**What to work on:** Each entry must be reproduced precisely as it stands.

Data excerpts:
________________________________________

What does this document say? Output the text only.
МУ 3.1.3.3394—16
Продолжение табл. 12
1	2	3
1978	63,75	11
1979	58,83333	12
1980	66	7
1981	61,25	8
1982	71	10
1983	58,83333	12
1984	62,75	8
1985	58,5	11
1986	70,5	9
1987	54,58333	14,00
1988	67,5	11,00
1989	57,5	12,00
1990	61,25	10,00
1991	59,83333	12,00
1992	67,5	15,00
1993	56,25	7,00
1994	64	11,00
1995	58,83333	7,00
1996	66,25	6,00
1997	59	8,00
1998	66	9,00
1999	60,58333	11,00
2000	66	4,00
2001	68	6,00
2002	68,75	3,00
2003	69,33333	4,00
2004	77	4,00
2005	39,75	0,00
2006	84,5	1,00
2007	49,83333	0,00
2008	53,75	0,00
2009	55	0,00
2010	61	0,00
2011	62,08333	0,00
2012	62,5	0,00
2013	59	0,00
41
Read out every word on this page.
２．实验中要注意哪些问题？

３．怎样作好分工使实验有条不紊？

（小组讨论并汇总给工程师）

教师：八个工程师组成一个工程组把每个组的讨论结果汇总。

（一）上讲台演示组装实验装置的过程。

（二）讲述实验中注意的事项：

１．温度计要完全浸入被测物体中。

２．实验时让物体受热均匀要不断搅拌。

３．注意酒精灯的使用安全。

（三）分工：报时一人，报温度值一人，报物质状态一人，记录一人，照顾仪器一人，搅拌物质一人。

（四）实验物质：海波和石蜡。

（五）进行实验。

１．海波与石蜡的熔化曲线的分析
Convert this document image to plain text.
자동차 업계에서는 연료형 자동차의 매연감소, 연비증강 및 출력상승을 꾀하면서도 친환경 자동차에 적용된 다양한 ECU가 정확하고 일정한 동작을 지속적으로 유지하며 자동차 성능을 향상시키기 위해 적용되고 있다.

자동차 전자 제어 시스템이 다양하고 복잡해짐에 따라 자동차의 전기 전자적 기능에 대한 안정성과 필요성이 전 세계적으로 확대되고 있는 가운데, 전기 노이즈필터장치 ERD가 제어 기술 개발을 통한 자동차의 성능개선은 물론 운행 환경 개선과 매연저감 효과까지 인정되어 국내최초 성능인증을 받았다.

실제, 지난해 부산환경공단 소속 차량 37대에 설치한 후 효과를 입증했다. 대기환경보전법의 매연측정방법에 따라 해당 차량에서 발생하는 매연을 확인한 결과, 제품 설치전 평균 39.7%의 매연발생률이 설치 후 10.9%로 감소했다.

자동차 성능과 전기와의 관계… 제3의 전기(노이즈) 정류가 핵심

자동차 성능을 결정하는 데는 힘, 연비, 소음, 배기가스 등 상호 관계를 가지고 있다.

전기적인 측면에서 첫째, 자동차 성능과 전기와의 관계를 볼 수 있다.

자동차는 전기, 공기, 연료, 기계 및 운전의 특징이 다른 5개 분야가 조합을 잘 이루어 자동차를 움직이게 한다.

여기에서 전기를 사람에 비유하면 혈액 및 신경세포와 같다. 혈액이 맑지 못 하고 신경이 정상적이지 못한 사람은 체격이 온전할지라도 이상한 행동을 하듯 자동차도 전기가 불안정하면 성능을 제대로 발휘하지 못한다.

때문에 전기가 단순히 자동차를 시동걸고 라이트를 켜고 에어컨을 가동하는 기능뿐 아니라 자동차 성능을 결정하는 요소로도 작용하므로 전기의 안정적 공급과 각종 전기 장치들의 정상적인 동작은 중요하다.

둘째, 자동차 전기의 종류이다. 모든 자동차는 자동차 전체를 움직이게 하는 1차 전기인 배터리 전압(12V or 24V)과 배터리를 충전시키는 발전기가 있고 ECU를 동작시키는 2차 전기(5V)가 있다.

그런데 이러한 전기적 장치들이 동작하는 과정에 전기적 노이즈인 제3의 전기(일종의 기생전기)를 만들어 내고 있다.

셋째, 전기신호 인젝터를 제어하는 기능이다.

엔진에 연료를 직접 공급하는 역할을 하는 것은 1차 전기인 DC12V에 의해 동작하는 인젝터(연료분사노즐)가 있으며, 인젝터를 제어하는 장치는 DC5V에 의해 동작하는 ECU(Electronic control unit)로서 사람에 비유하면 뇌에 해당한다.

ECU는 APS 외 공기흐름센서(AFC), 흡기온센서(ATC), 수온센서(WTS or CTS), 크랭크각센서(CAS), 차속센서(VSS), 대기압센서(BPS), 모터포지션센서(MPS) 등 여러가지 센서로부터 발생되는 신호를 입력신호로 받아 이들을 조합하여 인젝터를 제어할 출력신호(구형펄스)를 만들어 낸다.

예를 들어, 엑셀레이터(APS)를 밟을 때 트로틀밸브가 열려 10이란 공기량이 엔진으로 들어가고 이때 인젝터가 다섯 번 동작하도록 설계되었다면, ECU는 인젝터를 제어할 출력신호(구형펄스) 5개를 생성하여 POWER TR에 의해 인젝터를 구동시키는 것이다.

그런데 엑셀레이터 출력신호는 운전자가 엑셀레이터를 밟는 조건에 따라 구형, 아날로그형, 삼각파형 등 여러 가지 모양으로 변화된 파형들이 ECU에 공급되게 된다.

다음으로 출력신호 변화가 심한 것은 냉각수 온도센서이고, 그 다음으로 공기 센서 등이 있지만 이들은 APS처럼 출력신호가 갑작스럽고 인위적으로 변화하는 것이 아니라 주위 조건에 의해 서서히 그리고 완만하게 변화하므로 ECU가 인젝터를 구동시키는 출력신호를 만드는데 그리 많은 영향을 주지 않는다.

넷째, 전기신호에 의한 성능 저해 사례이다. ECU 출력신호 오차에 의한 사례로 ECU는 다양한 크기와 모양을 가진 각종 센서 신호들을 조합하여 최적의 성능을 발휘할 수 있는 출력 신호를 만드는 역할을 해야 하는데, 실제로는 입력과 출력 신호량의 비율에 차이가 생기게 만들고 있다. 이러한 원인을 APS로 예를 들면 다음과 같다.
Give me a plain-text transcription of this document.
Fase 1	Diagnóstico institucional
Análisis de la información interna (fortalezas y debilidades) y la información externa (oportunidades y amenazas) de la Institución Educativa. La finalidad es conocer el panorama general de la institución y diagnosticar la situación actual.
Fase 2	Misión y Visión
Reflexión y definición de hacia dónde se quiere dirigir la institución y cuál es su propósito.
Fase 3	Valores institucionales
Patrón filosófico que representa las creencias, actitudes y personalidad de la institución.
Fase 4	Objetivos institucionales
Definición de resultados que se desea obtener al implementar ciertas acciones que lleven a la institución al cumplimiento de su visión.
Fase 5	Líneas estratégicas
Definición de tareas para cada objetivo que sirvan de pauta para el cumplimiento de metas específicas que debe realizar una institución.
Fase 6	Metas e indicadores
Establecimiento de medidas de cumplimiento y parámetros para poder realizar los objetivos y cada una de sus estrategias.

________________________________________

**Response to the exercise:**
What does this document say? Output the text only.
МУ 3.1.3.3394—16
Продолжение табл. 12
1	2	3
1978	63,75	11
1979	58,83333	12
1980	66	7
1981	61,25	8
1982	71	10
1983	58,83333	12
1984	62,75	8
1985	58,5	11
1986	70,5	9
1987	54,58333	14,00
1988	67,5	11,00
1989	57,5	12,00
1990	61,25	10,00
1991	59,83333	12,00
1992	67,5	15,00
1993	56,25	7,00
1994	64	11,00
1995	58,83333	7,00
1996	66,25	6,00
1997	59	8,00
1998	66	9,00
1999	60,58333	11,00
2000	66	4,00
2001	68	6,00
2002	68,75	3,00
2003	69,33333	4,00
2004	77	4,00
2005	39,75	0,00
2006	84,5	1,00
2007	49,83333	0,00
2008	53,75	0,00
2009	55	0,00
2010	61	0,00
2011	62,08333	0,00
2012	62,5	0,00
2013	59	0,00
41
Read out every word on this page.
２．实验中要注意哪些问题？

３．怎样作好分工使实验有条不紊？

（小组讨论并汇总给工程师）

教师：八个工程师组成一个工程组把每个组的讨论结果汇总。

（一）上讲台演示组装实验装置的过程。

（二）讲述实验中注意的事项：

１．温度计要完全浸入被测物体中。

２．实验时让物体受热均匀要不断搅拌。

３．注意酒精灯的使用安全。

（三）分工：报时一人，报温度值一人，报物质状态一人，记录一人，照顾仪器一人，搅拌物质一人。

（四）实验物质：海波和石蜡。

（五）进行实验。

１．海波与石蜡的熔化曲线的分析
Convert this document image to plain text.
자동차 업계에서는 연료형 자동차의 매연감소, 연비증강 및 출력상승을 꾀하면서도 친환경 자동차에 적용된 다양한 ECU가 정확하고 일정한 동작을 지속적으로 유지하며 자동차 성능을 향상시키기 위해 적용되고 있다.

자동차 전자 제어 시스템이 다양하고 복잡해짐에 따라 자동차의 전기 전자적 기능에 대한 안정성과 필요성이 전 세계적으로 확대되고 있는 가운데, 전기 노이즈필터장치 ERD가 제어 기술 개발을 통한 자동차의 성능개선은 물론 운행 환경 개선과 매연저감 효과까지 인정되어 국내최초 성능인증을 받았다.

실제, 지난해 부산환경공단 소속 차량 37대에 설치한 후 효과를 입증했다. 대기환경보전법의 매연측정방법에 따라 해당 차량에서 발생하는 매연을 확인한 결과, 제품 설치전 평균 39.7%의 매연발생률이 설치 후 10.9%로 감소했다.

자동차 성능과 전기와의 관계… 제3의 전기(노이즈) 정류가 핵심

자동차 성능을 결정하는 데는 힘, 연비, 소음, 배기가스 등 상호 관계를 가지고 있다.

전기적인 측면에서 첫째, 자동차 성능과 전기와의 관계를 볼 수 있다.

자동차는 전기, 공기, 연료, 기계 및 운전의 특징이 다른 5개 분야가 조합을 잘 이루어 자동차를 움직이게 한다.

여기에서 전기를 사람에 비유하면 혈액 및 신경세포와 같다. 혈액이 맑지 못 하고 신경이 정상적이지 못한 사람은 체격이 온전할지라도 이상한 행동을 하듯 자동차도 전기가 불안정하면 성능을 제대로 발휘하지 못한다.

때문에 전기가 단순히 자동차를 시동걸고 라이트를 켜고 에어컨을 가동하는 기능뿐 아니라 자동차 성능을 결정하는 요소로도 작용하므로 전기의 안정적 공급과 각종 전기 장치들의 정상적인 동작은 중요하다.

둘째, 자동차 전기의 종류이다. 모든 자동차는 자동차 전체를 움직이게 하는 1차 전기인 배터리 전압(12V or 24V)과 배터리를 충전시키는 발전기가 있고 ECU를 동작시키는 2차 전기(5V)가 있다.

그런데 이러한 전기적 장치들이 동작하는 과정에 전기적 노이즈인 제3의 전기(일종의 기생전기)를 만들어 내고 있다.

셋째, 전기신호 인젝터를 제어하는 기능이다.

엔진에 연료를 직접 공급하는 역할을 하는 것은 1차 전기인 DC12V에 의해 동작하는 인젝터(연료분사노즐)가 있으며, 인젝터를 제어하는 장치는 DC5V에 의해 동작하는 ECU(Electronic control unit)로서 사람에 비유하면 뇌에 해당한다.

ECU는 APS 외 공기흐름센서(AFC), 흡기온센서(ATC), 수온센서(WTS or CTS), 크랭크각센서(CAS), 차속센서(VSS), 대기압센서(BPS), 모터포지션센서(MPS) 등 여러가지 센서로부터 발생되는 신호를 입력신호로 받아 이들을 조합하여 인젝터를 제어할 출력신호(구형펄스)를 만들어 낸다.

예를 들어, 엑셀레이터(APS)를 밟을 때 트로틀밸브가 열려 10이란 공기량이 엔진으로 들어가고 이때 인젝터가 다섯 번 동작하도록 설계되었다면, ECU는 인젝터를 제어할 출력신호(구형펄스) 5개를 생성하여 POWER TR에 의해 인젝터를 구동시키는 것이다.

그런데 엑셀레이터 출력신호는 운전자가 엑셀레이터를 밟는 조건에 따라 구형, 아날로그형, 삼각파형 등 여러 가지 모양으로 변화된 파형들이 ECU에 공급되게 된다.

다음으로 출력신호 변화가 심한 것은 냉각수 온도센서이고, 그 다음으로 공기 센서 등이 있지만 이들은 APS처럼 출력신호가 갑작스럽고 인위적으로 변화하는 것이 아니라 주위 조건에 의해 서서히 그리고 완만하게 변화하므로 ECU가 인젝터를 구동시키는 출력신호를 만드는데 그리 많은 영향을 주지 않는다.

넷째, 전기신호에 의한 성능 저해 사례이다. ECU 출력신호 오차에 의한 사례로 ECU는 다양한 크기와 모양을 가진 각종 센서 신호들을 조합하여 최적의 성능을 발휘할 수 있는 출력 신호를 만드는 역할을 해야 하는데, 실제로는 입력과 출력 신호량의 비율에 차이가 생기게 만들고 있다. 이러한 원인을 APS로 예를 들면 다음과 같다.
Give me a plain-text transcription of this document.
Fase 1	Diagnóstico institucional
Análisis de la información interna (fortalezas y debilidades) y la información externa (oportunidades y amenazas) de la Institución Educativa. La finalidad es conocer el panorama general de la institución y diagnosticar la situación actual.
Fase 2	Misión y Visión
Reflexión y definición de hacia dónde se quiere dirigir la institución y cuál es su propósito.
Fase 3	Valores institucionales
Patrón filosófico que representa las creencias, actitudes y personalidad de la institución.
Fase 4	Objetivos institucionales
Definición de resultados que se desea obtener al implementar ciertas acciones que lleven a la institución al cumplimiento de su visión.
Fase 5	Líneas estratégicas
Definición de tareas para cada objetivo que sirvan de pauta para el cumplimiento de metas específicas que debe realizar una institución.
Fase 6	Metas e indicadores
Establecimiento de medidas de cumplimiento y parámetros para poder realizar los objetivos y cada una de sus estrategias.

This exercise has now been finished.